[WHAT YOU NEED TO DO]: Draw out every line with the word "ProductRepository" from the listing below.

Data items
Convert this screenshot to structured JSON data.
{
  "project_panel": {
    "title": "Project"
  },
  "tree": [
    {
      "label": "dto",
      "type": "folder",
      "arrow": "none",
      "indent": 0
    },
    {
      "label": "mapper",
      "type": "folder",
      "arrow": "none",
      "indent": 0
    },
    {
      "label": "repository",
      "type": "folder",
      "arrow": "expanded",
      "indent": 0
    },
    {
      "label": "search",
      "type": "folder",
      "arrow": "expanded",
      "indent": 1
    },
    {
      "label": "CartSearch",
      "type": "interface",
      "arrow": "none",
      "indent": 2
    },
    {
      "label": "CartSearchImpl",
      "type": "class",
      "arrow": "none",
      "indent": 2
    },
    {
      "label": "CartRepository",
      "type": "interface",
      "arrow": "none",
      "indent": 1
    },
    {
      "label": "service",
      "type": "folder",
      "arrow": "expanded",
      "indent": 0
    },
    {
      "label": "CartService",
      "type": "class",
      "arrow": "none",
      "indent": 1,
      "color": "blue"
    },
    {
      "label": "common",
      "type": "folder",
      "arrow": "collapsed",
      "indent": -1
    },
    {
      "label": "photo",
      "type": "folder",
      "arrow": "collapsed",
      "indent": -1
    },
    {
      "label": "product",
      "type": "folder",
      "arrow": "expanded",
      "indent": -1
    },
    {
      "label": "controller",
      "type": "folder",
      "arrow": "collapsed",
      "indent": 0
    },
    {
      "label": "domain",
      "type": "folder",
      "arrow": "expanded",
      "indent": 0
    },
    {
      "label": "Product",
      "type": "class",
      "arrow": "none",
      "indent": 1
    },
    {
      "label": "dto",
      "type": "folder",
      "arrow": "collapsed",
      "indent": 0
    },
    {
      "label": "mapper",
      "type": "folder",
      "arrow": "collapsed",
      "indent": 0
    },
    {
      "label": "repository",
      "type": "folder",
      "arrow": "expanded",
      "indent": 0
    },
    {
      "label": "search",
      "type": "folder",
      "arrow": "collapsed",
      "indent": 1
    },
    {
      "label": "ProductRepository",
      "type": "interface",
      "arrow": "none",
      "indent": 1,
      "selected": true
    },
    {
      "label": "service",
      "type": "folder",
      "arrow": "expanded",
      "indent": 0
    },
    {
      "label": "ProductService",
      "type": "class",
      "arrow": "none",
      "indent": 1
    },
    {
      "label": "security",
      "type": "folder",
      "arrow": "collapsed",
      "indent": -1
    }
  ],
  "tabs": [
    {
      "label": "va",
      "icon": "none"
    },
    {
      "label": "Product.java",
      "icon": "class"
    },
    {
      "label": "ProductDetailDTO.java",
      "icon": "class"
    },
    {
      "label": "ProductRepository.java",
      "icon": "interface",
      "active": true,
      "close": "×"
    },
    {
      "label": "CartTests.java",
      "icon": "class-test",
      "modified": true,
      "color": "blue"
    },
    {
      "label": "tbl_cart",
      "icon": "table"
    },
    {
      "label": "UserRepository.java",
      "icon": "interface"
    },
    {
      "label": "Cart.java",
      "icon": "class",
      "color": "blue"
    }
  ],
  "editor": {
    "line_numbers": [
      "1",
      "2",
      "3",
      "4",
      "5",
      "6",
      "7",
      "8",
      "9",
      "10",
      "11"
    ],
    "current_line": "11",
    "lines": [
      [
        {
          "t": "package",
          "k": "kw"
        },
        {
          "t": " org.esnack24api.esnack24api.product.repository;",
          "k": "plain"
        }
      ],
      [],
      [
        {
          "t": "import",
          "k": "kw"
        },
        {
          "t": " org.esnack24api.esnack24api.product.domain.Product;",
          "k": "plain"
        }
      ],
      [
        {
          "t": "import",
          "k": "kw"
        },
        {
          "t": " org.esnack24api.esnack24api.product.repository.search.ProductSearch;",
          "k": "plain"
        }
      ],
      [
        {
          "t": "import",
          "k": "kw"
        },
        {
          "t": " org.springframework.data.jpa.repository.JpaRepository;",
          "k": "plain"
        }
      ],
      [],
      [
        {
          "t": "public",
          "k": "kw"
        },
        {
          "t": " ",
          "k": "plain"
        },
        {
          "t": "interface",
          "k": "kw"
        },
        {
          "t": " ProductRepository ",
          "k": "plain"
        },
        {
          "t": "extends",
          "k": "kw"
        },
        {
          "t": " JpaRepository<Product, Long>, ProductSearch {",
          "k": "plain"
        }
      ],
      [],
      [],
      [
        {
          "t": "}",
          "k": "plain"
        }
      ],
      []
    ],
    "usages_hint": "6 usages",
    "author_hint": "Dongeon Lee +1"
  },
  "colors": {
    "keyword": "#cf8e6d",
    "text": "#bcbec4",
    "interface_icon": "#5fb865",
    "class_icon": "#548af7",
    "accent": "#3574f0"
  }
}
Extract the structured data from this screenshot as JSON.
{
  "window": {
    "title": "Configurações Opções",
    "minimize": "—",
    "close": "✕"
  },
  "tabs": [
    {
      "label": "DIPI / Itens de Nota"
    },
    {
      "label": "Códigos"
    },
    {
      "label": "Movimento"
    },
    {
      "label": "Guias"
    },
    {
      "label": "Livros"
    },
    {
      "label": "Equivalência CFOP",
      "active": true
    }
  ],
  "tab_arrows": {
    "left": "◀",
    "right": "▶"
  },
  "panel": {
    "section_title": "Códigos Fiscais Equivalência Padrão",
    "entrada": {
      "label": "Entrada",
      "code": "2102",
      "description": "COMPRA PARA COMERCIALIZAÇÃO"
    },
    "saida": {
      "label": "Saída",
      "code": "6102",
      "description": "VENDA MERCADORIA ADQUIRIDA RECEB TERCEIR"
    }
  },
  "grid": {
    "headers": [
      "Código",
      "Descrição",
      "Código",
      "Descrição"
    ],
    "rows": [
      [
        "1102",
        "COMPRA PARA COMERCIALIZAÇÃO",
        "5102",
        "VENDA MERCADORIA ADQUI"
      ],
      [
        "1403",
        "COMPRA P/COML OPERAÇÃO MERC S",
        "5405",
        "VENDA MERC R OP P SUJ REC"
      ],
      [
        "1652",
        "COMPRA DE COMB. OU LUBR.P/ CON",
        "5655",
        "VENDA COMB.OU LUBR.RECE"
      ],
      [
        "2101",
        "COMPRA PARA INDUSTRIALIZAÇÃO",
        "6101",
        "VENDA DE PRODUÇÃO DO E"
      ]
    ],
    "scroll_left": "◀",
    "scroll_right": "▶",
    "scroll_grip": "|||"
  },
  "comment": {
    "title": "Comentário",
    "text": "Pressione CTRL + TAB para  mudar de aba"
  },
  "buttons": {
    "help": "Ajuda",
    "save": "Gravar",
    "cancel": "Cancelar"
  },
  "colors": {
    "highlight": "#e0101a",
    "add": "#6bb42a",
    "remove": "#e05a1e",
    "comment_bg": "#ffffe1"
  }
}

[COMPLETED TASK]:
      "label": "ProductRepository",
      "label": "ProductRepository.java",
          "t": " ProductRepository ",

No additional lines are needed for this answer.